=== Required work ===
Type out the records that follow, exactly as given.
___ Data supplied
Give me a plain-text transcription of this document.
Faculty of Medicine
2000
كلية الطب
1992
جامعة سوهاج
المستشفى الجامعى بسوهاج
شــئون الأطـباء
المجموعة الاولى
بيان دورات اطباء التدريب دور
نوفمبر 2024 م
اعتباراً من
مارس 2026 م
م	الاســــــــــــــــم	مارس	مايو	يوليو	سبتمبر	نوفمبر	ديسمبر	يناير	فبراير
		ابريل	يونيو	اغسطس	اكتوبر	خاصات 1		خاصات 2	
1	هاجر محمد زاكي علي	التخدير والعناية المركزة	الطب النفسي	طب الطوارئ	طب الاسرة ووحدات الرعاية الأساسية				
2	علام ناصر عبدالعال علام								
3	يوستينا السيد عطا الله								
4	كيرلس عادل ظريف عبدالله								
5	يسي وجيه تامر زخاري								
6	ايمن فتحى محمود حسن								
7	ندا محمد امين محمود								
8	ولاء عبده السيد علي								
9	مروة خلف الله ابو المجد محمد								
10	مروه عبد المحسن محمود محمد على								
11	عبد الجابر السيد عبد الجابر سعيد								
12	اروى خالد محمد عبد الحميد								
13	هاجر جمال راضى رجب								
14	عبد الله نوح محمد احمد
______
=== Exercise answer ===
Give me a plain-text transcription of this document.
Faculty of Medicine
2000
كلية الطب
1992
جامعة سوهاج
المستشفى الجامعى بسوهاج
شــئون الأطـباء
المجموعة الاولى
بيان دورات اطباء التدريب دور
نوفمبر 2024 م
اعتباراً من
مارس 2026 م
م	الاســــــــــــــــم	مارس	مايو	يوليو	سبتمبر	نوفمبر	ديسمبر	يناير	فبراير
		ابريل	يونيو	اغسطس	اكتوبر	خاصات 1		خاصات 2	
1	هاجر محمد زاكي علي	التخدير والعناية المركزة	الطب النفسي	طب الطوارئ	طب الاسرة ووحدات الرعاية الأساسية				
2	علام ناصر عبدالعال علام								
3	يوستينا السيد عطا الله								
4	كيرلس عادل ظريف عبدالله								
5	يسي وجيه تامر زخاري								
6	ايمن فتحى محمود حسن								
7	ندا محمد امين محمود								
8	ولاء عبده السيد علي								
9	مروة خلف الله ابو المجد محمد								
10	مروه عبد المحسن محمود محمد على								
11	عبد الجابر السيد عبد الجابر سعيد								
12	اروى خالد محمد عبد الحميد								
13	هاجر جمال راضى رجب								
14	عبد الله نوح محمد احمد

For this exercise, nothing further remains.